>> begin Exercise materials

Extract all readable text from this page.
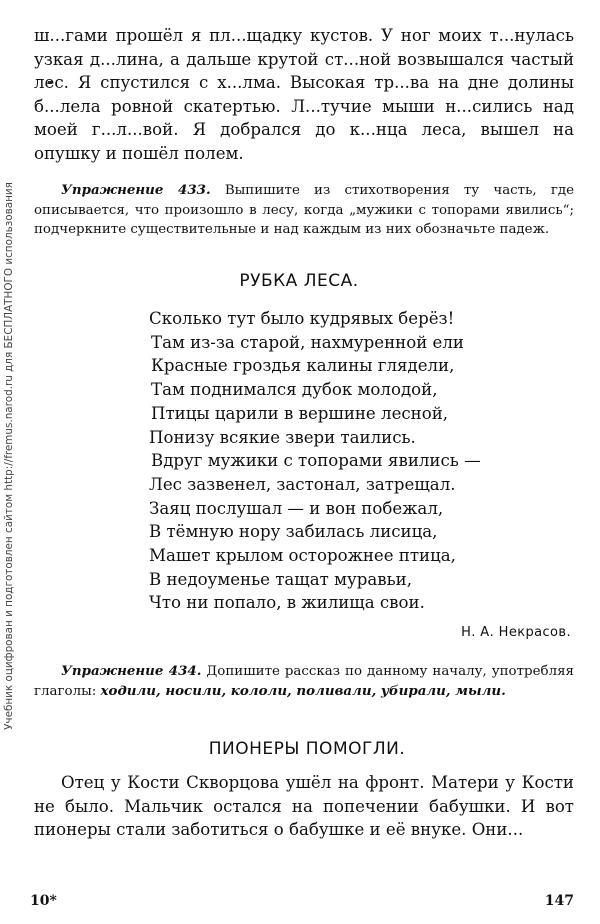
Учебник оцифрован и подготовлен сайтом http://fremus.narod.ru для БЕСПЛАТНОГО использования

ш...гами прошёл я пл...щадку кустов. У ног моих т...нулась узкая д...лина, а дальше крутой ст...ной возвышался частый лес. Я спустился с х...лма. Высокая тр...ва на дне долины б...лела ровной скатертью. Л...тучие мыши н...сились над моей г...л...вой. Я добрался до к...нца леса, вышел на опушку и пошёл полем.

Упражнение 433. Выпишите из стихотворения ту часть, где описывается, что произошло в лесу, когда „мужики с топорами явились“; подчеркните существительные и над каждым из них обозначьте падеж.

РУБКА ЛЕСА.
Сколько тут было кудрявых берёз!
Там из-за старой, нахмуренной ели
Красные гроздья калины глядели,
Там поднимался дубок молодой,
Птицы царили в вершине лесной,
Понизу всякие звери таились.
Вдруг мужики с топорами явились —
Лес зазвенел, застонал, затрещал.
Заяц послушал — и вон побежал,
В тёмную нору забилась лисица,
Машет крылом осторожнее птица,
В недоуменье тащат муравьи,
Что ни попало, в жилища свои.
Н. А. Некрасов.

Упражнение 434. Допишите рассказ по данному началу, употребляя глаголы: ходили, носили, кололи, поливали, убирали, мыли.

ПИОНЕРЫ ПОМОГЛИ.

Отец у Кости Скворцова ушёл на фронт. Матери у Кости не было. Мальчик остался на попечении бабушки. И вот пионеры стали заботиться о бабушке и её внуке. Они...

10*	147
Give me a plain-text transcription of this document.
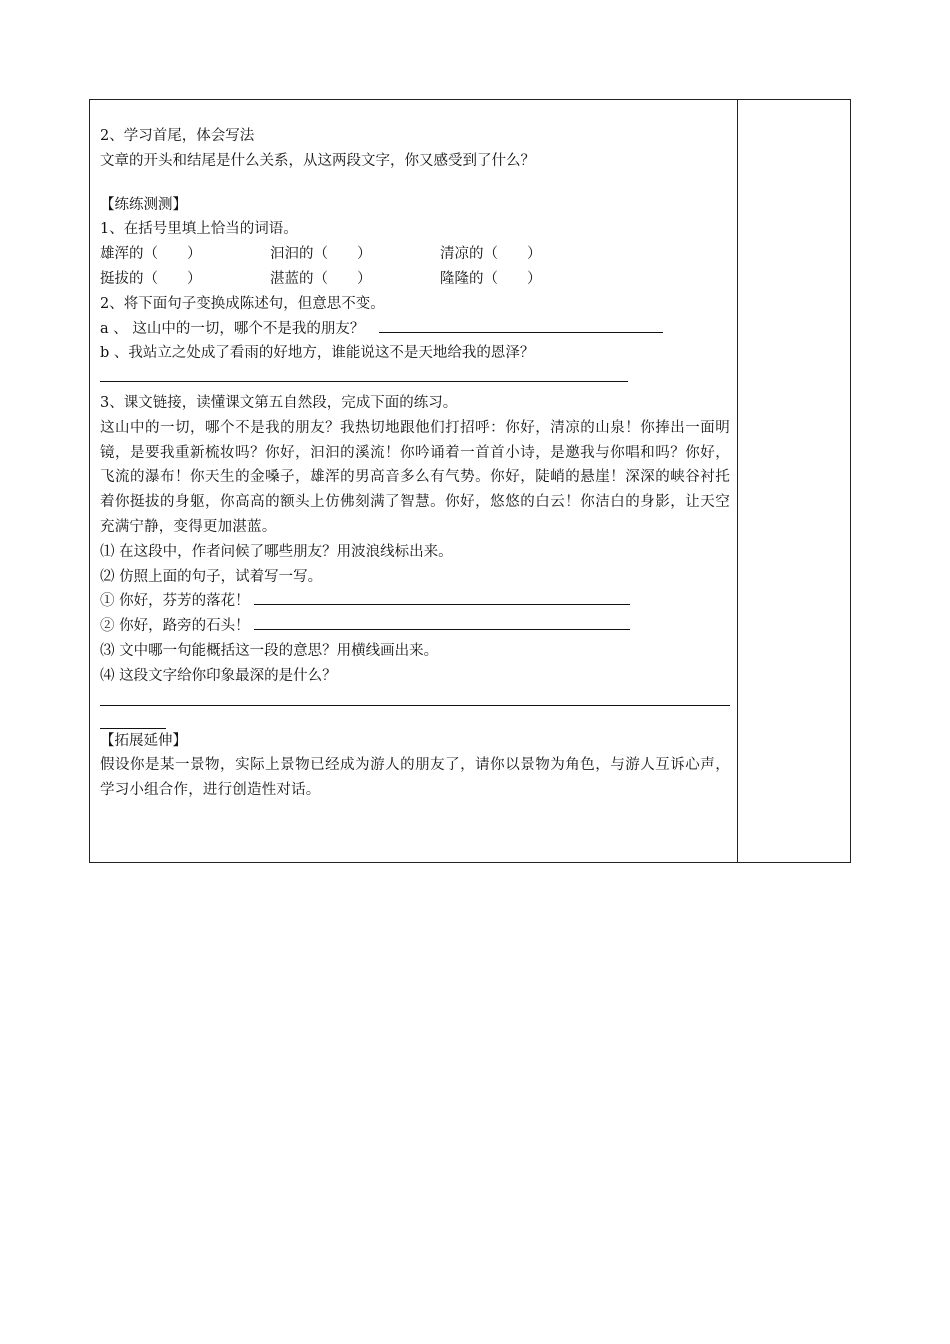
2、学习首尾，体会写法
文章的开头和结尾是什么关系，从这两段文字，你又感受到了什么？
【练练测测】
1、在括号里填上恰当的词语。
雄浑的（　　）	汩汩的（　　）	清凉的（　　）
挺拔的（　　）	湛蓝的（　　）	隆隆的（　　）
2、将下面句子变换成陈述句，但意思不变。
a 、 这山中的一切，哪个不是我的朋友？
b 、我站立之处成了看雨的好地方，谁能说这不是天地给我的恩泽？
3、课文链接，读懂课文第五自然段，完成下面的练习。
这山中的一切，哪个不是我的朋友？我热切地跟他们打招呼：你好，清凉的山泉！你捧出一面明镜，是要我重新梳妆吗？你好，汩汩的溪流！你吟诵着一首首小诗，是邀我与你唱和吗？你好，飞流的瀑布！你天生的金嗓子，雄浑的男高音多么有气势。你好，陡峭的悬崖！深深的峡谷衬托着你挺拔的身躯，你高高的额头上仿佛刻满了智慧。你好，悠悠的白云！你洁白的身影，让天空充满宁静，变得更加湛蓝。
⑴ 在这段中，作者问候了哪些朋友？用波浪线标出来。
⑵ 仿照上面的句子，试着写一写。
① 你好，芬芳的落花！
② 你好，路旁的石头！
⑶ 文中哪一句能概括这一段的意思？用横线画出来。
⑷ 这段文字给你印象最深的是什么？
【拓展延伸】
假设你是某一景物，实际上景物已经成为游人的朋友了，请你以景物为角色，与游人互诉心声，学习小组合作，进行创造性对话。
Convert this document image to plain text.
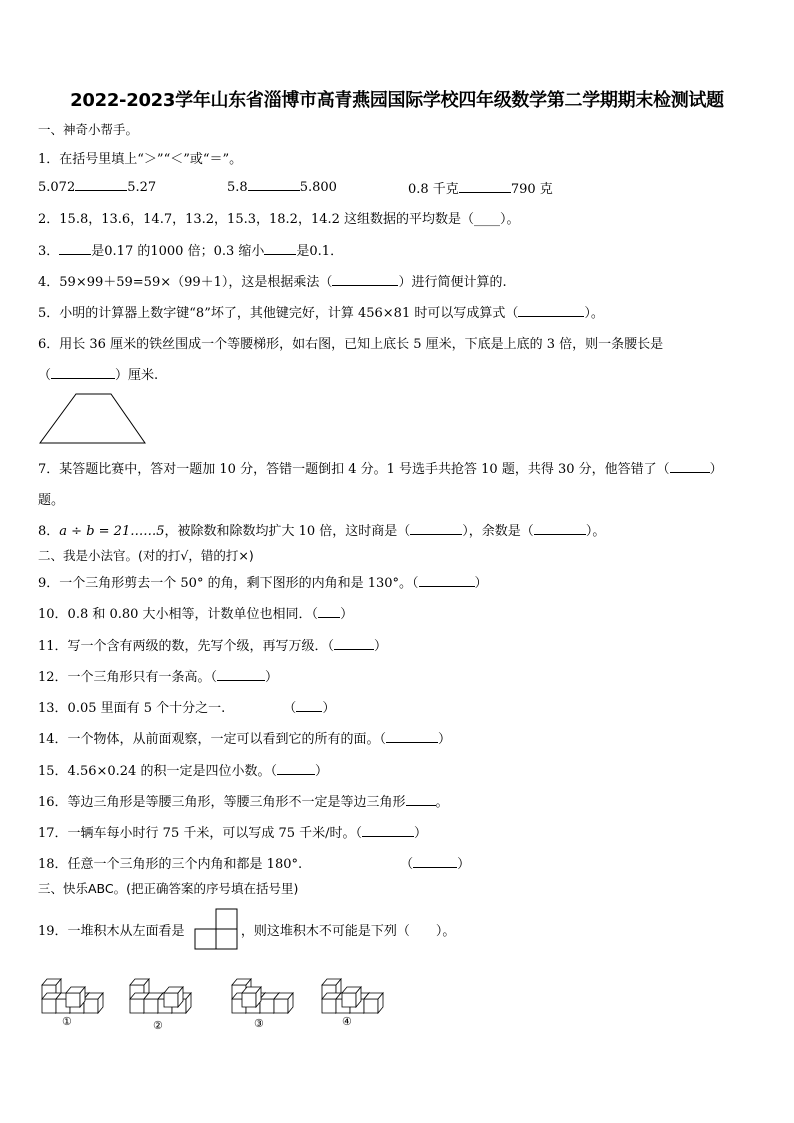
2022-2023学年山东省淄博市高青燕园国际学校四年级数学第二学期期末检测试题
一、神奇小帮手。
1．在括号里填上“＞”“＜”或“＝”。
5.072	5.27	5.8	5.800	0.8 千克	790 克
2．15.8，13.6，14.7，13.2，15.3，18.2，14.2 这组数据的平均数是（____）。
3． 是0.17 的1000 倍；0.3 缩小 是0.1．
4．59×99＋59=59×（99＋1），这是根据乘法（	）进行简便计算的.
5．小明的计算器上数字键“8”坏了，其他键完好，计算 456×81 时可以写成算式（	）。
6．用长 36 厘米的铁丝围成一个等腰梯形，如右图，已知上底长 5 厘米，下底是上底的 3 倍，则一条腰长是
（	）厘米.
7．某答题比赛中，答对一题加 10 分，答错一题倒扣 4 分。1 号选手共抢答 10 题，共得 30 分，他答错了（	）
题。
8．a ÷ b = 21……5，被除数和除数均扩大 10 倍，这时商是（	），余数是（	）。
二、我是小法官。(对的打√，错的打×)
9．一个三角形剪去一个 50° 的角，剩下图形的内角和是 130°。（	）
10．0.8 和 0.80 大小相等，计数单位也相同．（ ）
11．写一个含有两级的数，先写个级，再写万级．（	）
12．一个三角形只有一条高。（	）
13．0.05 里面有 5 个十分之一.	（ ）
14．一个物体，从前面观察，一定可以看到它的所有的面。（	）
15．4.56×0.24 的积一定是四位小数。（	）
16．等边三角形是等腰三角形，等腰三角形不一定是等边三角形 。
17．一辆车每小时行 75 千米，可以写成 75 千米/时。（	）
18．任意一个三角形的三个内角和都是 180°.	（	）
三、快乐ABC。(把正确答案的序号填在括号里)
19．一堆积木从左面看是	，则这堆积木不可能是下列（　　）。
①	②	③	④
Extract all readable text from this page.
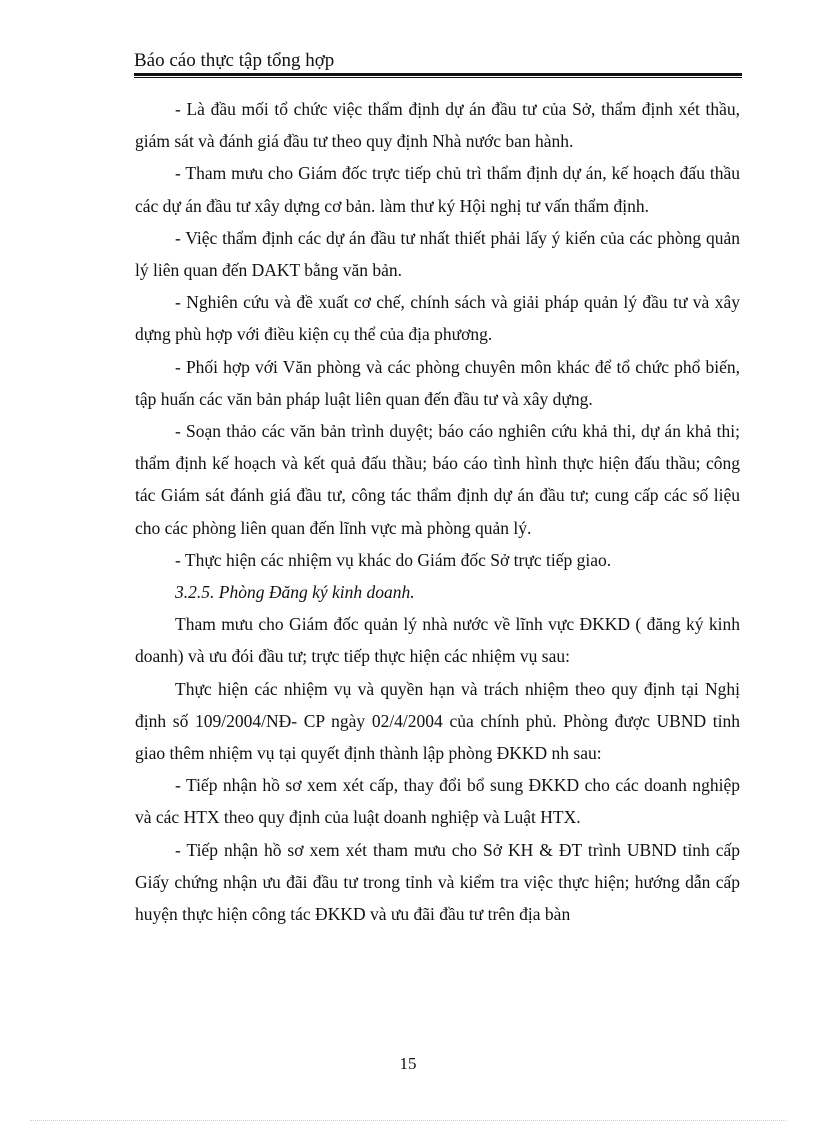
Báo cáo thực tập tổng hợp

- Là đầu mối tổ chức việc thẩm định dự án đầu tư của Sở, thẩm định xét thầu, giám sát và đánh giá đầu tư theo quy định Nhà nước ban hành.

- Tham mưu cho Giám đốc trực tiếp chủ trì thẩm định dự án, kế hoạch đấu thầu các dự án đầu tư xây dựng cơ bản. làm thư ký Hội nghị tư vấn thẩm định.

- Việc thẩm định các dự án đầu tư nhất thiết phải lấy ý kiến của các phòng quản lý liên quan đến DAKT bằng văn bản.

- Nghiên cứu và đề xuất cơ chế, chính sách và giải pháp quản lý đầu tư và xây dựng phù hợp với điều kiện cụ thể của địa phương.

- Phối hợp với Văn phòng và các phòng chuyên môn khác để tổ chức phổ biến, tập huấn các văn bản pháp luật liên quan đến đầu tư và xây dựng.

- Soạn thảo các văn bản trình duyệt; báo cáo nghiên cứu khả thi, dự án khả thi; thẩm định kế hoạch và kết quả đấu thầu; báo cáo tình hình thực hiện đấu thầu; công tác Giám sát đánh giá đầu tư, công tác thẩm định dự án đầu tư; cung cấp các số liệu cho các phòng liên quan đến lĩnh vực mà phòng quản lý.

- Thực hiện các nhiệm vụ khác do Giám đốc Sở trực tiếp giao.

3.2.5. Phòng Đăng ký kinh doanh.

Tham mưu cho Giám đốc quản lý nhà nước về lĩnh vực ĐKKD ( đăng ký kinh doanh) và ưu đói đầu tư; trực tiếp thực hiện các nhiệm vụ sau:

Thực hiện các nhiệm vụ và quyền hạn và trách nhiệm theo quy định tại Nghị định số 109/2004/NĐ- CP ngày 02/4/2004 của chính phủ. Phòng được UBND tỉnh giao thêm nhiệm vụ tại quyết định thành lập phòng ĐKKD nh sau:

- Tiếp nhận hồ sơ xem xét cấp, thay đổi bổ sung ĐKKD cho các doanh nghiệp và các HTX theo quy định của luật doanh nghiệp và Luật HTX.

- Tiếp nhận hồ sơ xem xét tham mưu cho Sở KH & ĐT trình UBND tỉnh cấp Giấy chứng nhận ưu đãi đầu tư trong tỉnh và kiểm tra việc thực hiện; hướng dẫn cấp huyện thực hiện công tác ĐKKD và ưu đãi đầu tư trên địa bàn

15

>> end Exercise materials

## What the task requires
Output each line exactly; omit every picture.

## Exercise output
Extract all readable text from this page.
Учебник оцифрован и подготовлен сайтом http://fremus.narod.ru для БЕСПЛАТНОГО использования

ш...гами прошёл я пл...щадку кустов. У ног моих т...нулась узкая д...лина, а дальше крутой ст...ной возвышался частый лес. Я спустился с х...лма. Высокая тр...ва на дне долины б...лела ровной скатертью. Л...тучие мыши н...сились над моей г...л...вой. Я добрался до к...нца леса, вышел на опушку и пошёл полем.

Упражнение 433. Выпишите из стихотворения ту часть, где описывается, что произошло в лесу, когда „мужики с топорами явились“; подчеркните существительные и над каждым из них обозначьте падеж.

РУБКА ЛЕСА.
Сколько тут было кудрявых берёз!
Там из-за старой, нахмуренной ели
Красные гроздья калины глядели,
Там поднимался дубок молодой,
Птицы царили в вершине лесной,
Понизу всякие звери таились.
Вдруг мужики с топорами явились —
Лес зазвенел, застонал, затрещал.
Заяц послушал — и вон побежал,
В тёмную нору забилась лисица,
Машет крылом осторожнее птица,
В недоуменье тащат муравьи,
Что ни попало, в жилища свои.
Н. А. Некрасов.

Упражнение 434. Допишите рассказ по данному началу, употребляя глаголы: ходили, носили, кололи, поливали, убирали, мыли.

ПИОНЕРЫ ПОМОГЛИ.

Отец у Кости Скворцова ушёл на фронт. Матери у Кости не было. Мальчик остался на попечении бабушки. И вот пионеры стали заботиться о бабушке и её внуке. Они...

10*	147
Give me a plain-text transcription of this document.
2、学习首尾，体会写法
文章的开头和结尾是什么关系，从这两段文字，你又感受到了什么？
【练练测测】
1、在括号里填上恰当的词语。
雄浑的（　　）	汩汩的（　　）	清凉的（　　）
挺拔的（　　）	湛蓝的（　　）	隆隆的（　　）
2、将下面句子变换成陈述句，但意思不变。
a 、 这山中的一切，哪个不是我的朋友？
b 、我站立之处成了看雨的好地方，谁能说这不是天地给我的恩泽？
3、课文链接，读懂课文第五自然段，完成下面的练习。
这山中的一切，哪个不是我的朋友？我热切地跟他们打招呼：你好，清凉的山泉！你捧出一面明镜，是要我重新梳妆吗？你好，汩汩的溪流！你吟诵着一首首小诗，是邀我与你唱和吗？你好，飞流的瀑布！你天生的金嗓子，雄浑的男高音多么有气势。你好，陡峭的悬崖！深深的峡谷衬托着你挺拔的身躯，你高高的额头上仿佛刻满了智慧。你好，悠悠的白云！你洁白的身影，让天空充满宁静，变得更加湛蓝。
⑴ 在这段中，作者问候了哪些朋友？用波浪线标出来。
⑵ 仿照上面的句子，试着写一写。
① 你好，芬芳的落花！
② 你好，路旁的石头！
⑶ 文中哪一句能概括这一段的意思？用横线画出来。
⑷ 这段文字给你印象最深的是什么？
【拓展延伸】
假设你是某一景物，实际上景物已经成为游人的朋友了，请你以景物为角色，与游人互诉心声，学习小组合作，进行创造性对话。
Convert this document image to plain text.
2022-2023学年山东省淄博市高青燕园国际学校四年级数学第二学期期末检测试题
一、神奇小帮手。
1．在括号里填上“＞”“＜”或“＝”。
5.072	5.27	5.8	5.800	0.8 千克	790 克
2．15.8，13.6，14.7，13.2，15.3，18.2，14.2 这组数据的平均数是（____）。
3． 是0.17 的1000 倍；0.3 缩小 是0.1．
4．59×99＋59=59×（99＋1），这是根据乘法（	）进行简便计算的.
5．小明的计算器上数字键“8”坏了，其他键完好，计算 456×81 时可以写成算式（	）。
6．用长 36 厘米的铁丝围成一个等腰梯形，如右图，已知上底长 5 厘米，下底是上底的 3 倍，则一条腰长是
（	）厘米.
7．某答题比赛中，答对一题加 10 分，答错一题倒扣 4 分。1 号选手共抢答 10 题，共得 30 分，他答错了（	）
题。
8．a ÷ b = 21……5，被除数和除数均扩大 10 倍，这时商是（	），余数是（	）。
二、我是小法官。(对的打√，错的打×)
9．一个三角形剪去一个 50° 的角，剩下图形的内角和是 130°。（	）
10．0.8 和 0.80 大小相等，计数单位也相同．（ ）
11．写一个含有两级的数，先写个级，再写万级．（	）
12．一个三角形只有一条高。（	）
13．0.05 里面有 5 个十分之一.	（ ）
14．一个物体，从前面观察，一定可以看到它的所有的面。（	）
15．4.56×0.24 的积一定是四位小数。（	）
16．等边三角形是等腰三角形，等腰三角形不一定是等边三角形 。
17．一辆车每小时行 75 千米，可以写成 75 千米/时。（	）
18．任意一个三角形的三个内角和都是 180°.	（	）
三、快乐ABC。(把正确答案的序号填在括号里)
19．一堆积木从左面看是	，则这堆积木不可能是下列（　　）。
①	②	③	④
Extract all readable text from this page.
Báo cáo thực tập tổng hợp

- Là đầu mối tổ chức việc thẩm định dự án đầu tư của Sở, thẩm định xét thầu, giám sát và đánh giá đầu tư theo quy định Nhà nước ban hành.

- Tham mưu cho Giám đốc trực tiếp chủ trì thẩm định dự án, kế hoạch đấu thầu các dự án đầu tư xây dựng cơ bản. làm thư ký Hội nghị tư vấn thẩm định.

- Việc thẩm định các dự án đầu tư nhất thiết phải lấy ý kiến của các phòng quản lý liên quan đến DAKT bằng văn bản.

- Nghiên cứu và đề xuất cơ chế, chính sách và giải pháp quản lý đầu tư và xây dựng phù hợp với điều kiện cụ thể của địa phương.

- Phối hợp với Văn phòng và các phòng chuyên môn khác để tổ chức phổ biến, tập huấn các văn bản pháp luật liên quan đến đầu tư và xây dựng.

- Soạn thảo các văn bản trình duyệt; báo cáo nghiên cứu khả thi, dự án khả thi; thẩm định kế hoạch và kết quả đấu thầu; báo cáo tình hình thực hiện đấu thầu; công tác Giám sát đánh giá đầu tư, công tác thẩm định dự án đầu tư; cung cấp các số liệu cho các phòng liên quan đến lĩnh vực mà phòng quản lý.

- Thực hiện các nhiệm vụ khác do Giám đốc Sở trực tiếp giao.

3.2.5. Phòng Đăng ký kinh doanh.

Tham mưu cho Giám đốc quản lý nhà nước về lĩnh vực ĐKKD ( đăng ký kinh doanh) và ưu đói đầu tư; trực tiếp thực hiện các nhiệm vụ sau:

Thực hiện các nhiệm vụ và quyền hạn và trách nhiệm theo quy định tại Nghị định số 109/2004/NĐ- CP ngày 02/4/2004 của chính phủ. Phòng được UBND tỉnh giao thêm nhiệm vụ tại quyết định thành lập phòng ĐKKD nh sau:

- Tiếp nhận hồ sơ xem xét cấp, thay đổi bổ sung ĐKKD cho các doanh nghiệp và các HTX theo quy định của luật doanh nghiệp và Luật HTX.

- Tiếp nhận hồ sơ xem xét tham mưu cho Sở KH & ĐT trình UBND tỉnh cấp Giấy chứng nhận ưu đãi đầu tư trong tỉnh và kiểm tra việc thực hiện; hướng dẫn cấp huyện thực hiện công tác ĐKKD và ưu đãi đầu tư trên địa bàn

15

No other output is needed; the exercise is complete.